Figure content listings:
--
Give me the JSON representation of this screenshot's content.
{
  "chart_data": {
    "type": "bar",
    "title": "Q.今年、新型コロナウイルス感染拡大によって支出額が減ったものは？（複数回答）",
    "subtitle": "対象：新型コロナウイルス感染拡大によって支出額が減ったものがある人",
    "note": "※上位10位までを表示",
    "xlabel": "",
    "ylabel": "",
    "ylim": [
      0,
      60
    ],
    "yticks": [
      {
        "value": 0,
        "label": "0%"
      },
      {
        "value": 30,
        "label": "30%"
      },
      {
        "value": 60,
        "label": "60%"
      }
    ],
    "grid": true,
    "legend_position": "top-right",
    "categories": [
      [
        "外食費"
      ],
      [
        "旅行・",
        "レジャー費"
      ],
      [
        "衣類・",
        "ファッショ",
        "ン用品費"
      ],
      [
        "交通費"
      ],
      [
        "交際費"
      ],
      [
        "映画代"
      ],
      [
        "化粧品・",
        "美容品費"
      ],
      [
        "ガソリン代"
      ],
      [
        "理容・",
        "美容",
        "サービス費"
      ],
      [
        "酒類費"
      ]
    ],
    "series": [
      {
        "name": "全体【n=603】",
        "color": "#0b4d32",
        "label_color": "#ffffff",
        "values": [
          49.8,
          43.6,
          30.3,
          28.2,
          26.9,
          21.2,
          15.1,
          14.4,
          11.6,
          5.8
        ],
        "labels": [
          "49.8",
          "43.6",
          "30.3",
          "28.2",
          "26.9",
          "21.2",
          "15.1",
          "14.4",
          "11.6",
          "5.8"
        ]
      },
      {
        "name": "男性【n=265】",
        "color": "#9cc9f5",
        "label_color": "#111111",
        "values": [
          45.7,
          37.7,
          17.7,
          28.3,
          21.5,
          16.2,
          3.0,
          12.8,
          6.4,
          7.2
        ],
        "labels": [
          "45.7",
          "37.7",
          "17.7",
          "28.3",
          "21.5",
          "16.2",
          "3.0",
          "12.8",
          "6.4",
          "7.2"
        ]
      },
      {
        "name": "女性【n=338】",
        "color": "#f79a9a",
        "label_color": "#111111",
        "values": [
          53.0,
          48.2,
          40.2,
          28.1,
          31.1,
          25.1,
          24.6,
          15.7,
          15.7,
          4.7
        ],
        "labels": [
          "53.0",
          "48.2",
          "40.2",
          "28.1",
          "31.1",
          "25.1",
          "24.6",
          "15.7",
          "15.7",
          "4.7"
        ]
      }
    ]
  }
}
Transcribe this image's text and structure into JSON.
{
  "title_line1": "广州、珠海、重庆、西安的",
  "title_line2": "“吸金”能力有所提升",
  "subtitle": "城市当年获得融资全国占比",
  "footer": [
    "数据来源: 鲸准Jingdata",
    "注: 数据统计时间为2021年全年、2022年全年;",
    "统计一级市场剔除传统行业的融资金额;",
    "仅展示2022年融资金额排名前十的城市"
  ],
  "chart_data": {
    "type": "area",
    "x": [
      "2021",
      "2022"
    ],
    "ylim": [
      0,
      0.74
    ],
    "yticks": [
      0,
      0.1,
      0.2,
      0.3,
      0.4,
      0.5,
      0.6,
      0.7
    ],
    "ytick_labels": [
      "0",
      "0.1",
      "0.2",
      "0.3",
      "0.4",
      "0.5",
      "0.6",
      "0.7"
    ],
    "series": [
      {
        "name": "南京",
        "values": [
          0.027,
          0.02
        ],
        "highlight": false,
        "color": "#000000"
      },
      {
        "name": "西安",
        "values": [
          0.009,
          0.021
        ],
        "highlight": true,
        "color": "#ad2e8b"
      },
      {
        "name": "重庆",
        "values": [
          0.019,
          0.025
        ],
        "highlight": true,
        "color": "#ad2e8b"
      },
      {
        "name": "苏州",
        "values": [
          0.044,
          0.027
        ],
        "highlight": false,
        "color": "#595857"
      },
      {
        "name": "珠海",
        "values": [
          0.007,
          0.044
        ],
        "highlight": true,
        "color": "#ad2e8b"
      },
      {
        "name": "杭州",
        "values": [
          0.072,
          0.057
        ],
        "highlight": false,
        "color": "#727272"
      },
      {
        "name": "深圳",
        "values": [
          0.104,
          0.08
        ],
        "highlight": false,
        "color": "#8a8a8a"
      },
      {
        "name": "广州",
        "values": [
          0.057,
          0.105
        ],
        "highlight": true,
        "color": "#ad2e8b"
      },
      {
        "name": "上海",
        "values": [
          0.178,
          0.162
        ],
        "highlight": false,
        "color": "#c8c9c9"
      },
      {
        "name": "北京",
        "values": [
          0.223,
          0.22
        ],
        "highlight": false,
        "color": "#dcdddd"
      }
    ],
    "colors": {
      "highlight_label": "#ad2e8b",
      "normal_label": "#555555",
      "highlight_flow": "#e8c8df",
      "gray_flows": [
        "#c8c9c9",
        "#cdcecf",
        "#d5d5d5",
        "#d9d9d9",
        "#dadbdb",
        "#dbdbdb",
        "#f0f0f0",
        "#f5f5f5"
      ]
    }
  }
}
--
## Problem description
Restate all of the entries above precisely.

## Result
Give me the JSON representation of this screenshot's content.
{
  "chart_data": {
    "type": "bar",
    "title": "Q.今年、新型コロナウイルス感染拡大によって支出額が減ったものは？（複数回答）",
    "subtitle": "対象：新型コロナウイルス感染拡大によって支出額が減ったものがある人",
    "note": "※上位10位までを表示",
    "xlabel": "",
    "ylabel": "",
    "ylim": [
      0,
      60
    ],
    "yticks": [
      {
        "value": 0,
        "label": "0%"
      },
      {
        "value": 30,
        "label": "30%"
      },
      {
        "value": 60,
        "label": "60%"
      }
    ],
    "grid": true,
    "legend_position": "top-right",
    "categories": [
      [
        "外食費"
      ],
      [
        "旅行・",
        "レジャー費"
      ],
      [
        "衣類・",
        "ファッショ",
        "ン用品費"
      ],
      [
        "交通費"
      ],
      [
        "交際費"
      ],
      [
        "映画代"
      ],
      [
        "化粧品・",
        "美容品費"
      ],
      [
        "ガソリン代"
      ],
      [
        "理容・",
        "美容",
        "サービス費"
      ],
      [
        "酒類費"
      ]
    ],
    "series": [
      {
        "name": "全体【n=603】",
        "color": "#0b4d32",
        "label_color": "#ffffff",
        "values": [
          49.8,
          43.6,
          30.3,
          28.2,
          26.9,
          21.2,
          15.1,
          14.4,
          11.6,
          5.8
        ],
        "labels": [
          "49.8",
          "43.6",
          "30.3",
          "28.2",
          "26.9",
          "21.2",
          "15.1",
          "14.4",
          "11.6",
          "5.8"
        ]
      },
      {
        "name": "男性【n=265】",
        "color": "#9cc9f5",
        "label_color": "#111111",
        "values": [
          45.7,
          37.7,
          17.7,
          28.3,
          21.5,
          16.2,
          3.0,
          12.8,
          6.4,
          7.2
        ],
        "labels": [
          "45.7",
          "37.7",
          "17.7",
          "28.3",
          "21.5",
          "16.2",
          "3.0",
          "12.8",
          "6.4",
          "7.2"
        ]
      },
      {
        "name": "女性【n=338】",
        "color": "#f79a9a",
        "label_color": "#111111",
        "values": [
          53.0,
          48.2,
          40.2,
          28.1,
          31.1,
          25.1,
          24.6,
          15.7,
          15.7,
          4.7
        ],
        "labels": [
          "53.0",
          "48.2",
          "40.2",
          "28.1",
          "31.1",
          "25.1",
          "24.6",
          "15.7",
          "15.7",
          "4.7"
        ]
      }
    ]
  }
}
Transcribe this image's text and structure into JSON.
{
  "title_line1": "广州、珠海、重庆、西安的",
  "title_line2": "“吸金”能力有所提升",
  "subtitle": "城市当年获得融资全国占比",
  "footer": [
    "数据来源: 鲸准Jingdata",
    "注: 数据统计时间为2021年全年、2022年全年;",
    "统计一级市场剔除传统行业的融资金额;",
    "仅展示2022年融资金额排名前十的城市"
  ],
  "chart_data": {
    "type": "area",
    "x": [
      "2021",
      "2022"
    ],
    "ylim": [
      0,
      0.74
    ],
    "yticks": [
      0,
      0.1,
      0.2,
      0.3,
      0.4,
      0.5,
      0.6,
      0.7
    ],
    "ytick_labels": [
      "0",
      "0.1",
      "0.2",
      "0.3",
      "0.4",
      "0.5",
      "0.6",
      "0.7"
    ],
    "series": [
      {
        "name": "南京",
        "values": [
          0.027,
          0.02
        ],
        "highlight": false,
        "color": "#000000"
      },
      {
        "name": "西安",
        "values": [
          0.009,
          0.021
        ],
        "highlight": true,
        "color": "#ad2e8b"
      },
      {
        "name": "重庆",
        "values": [
          0.019,
          0.025
        ],
        "highlight": true,
        "color": "#ad2e8b"
      },
      {
        "name": "苏州",
        "values": [
          0.044,
          0.027
        ],
        "highlight": false,
        "color": "#595857"
      },
      {
        "name": "珠海",
        "values": [
          0.007,
          0.044
        ],
        "highlight": true,
        "color": "#ad2e8b"
      },
      {
        "name": "杭州",
        "values": [
          0.072,
          0.057
        ],
        "highlight": false,
        "color": "#727272"
      },
      {
        "name": "深圳",
        "values": [
          0.104,
          0.08
        ],
        "highlight": false,
        "color": "#8a8a8a"
      },
      {
        "name": "广州",
        "values": [
          0.057,
          0.105
        ],
        "highlight": true,
        "color": "#ad2e8b"
      },
      {
        "name": "上海",
        "values": [
          0.178,
          0.162
        ],
        "highlight": false,
        "color": "#c8c9c9"
      },
      {
        "name": "北京",
        "values": [
          0.223,
          0.22
        ],
        "highlight": false,
        "color": "#dcdddd"
      }
    ],
    "colors": {
      "highlight_label": "#ad2e8b",
      "normal_label": "#555555",
      "highlight_flow": "#e8c8df",
      "gray_flows": [
        "#c8c9c9",
        "#cdcecf",
        "#d5d5d5",
        "#d9d9d9",
        "#dadbdb",
        "#dbdbdb",
        "#f0f0f0",
        "#f5f5f5"
      ]
    }
  }
}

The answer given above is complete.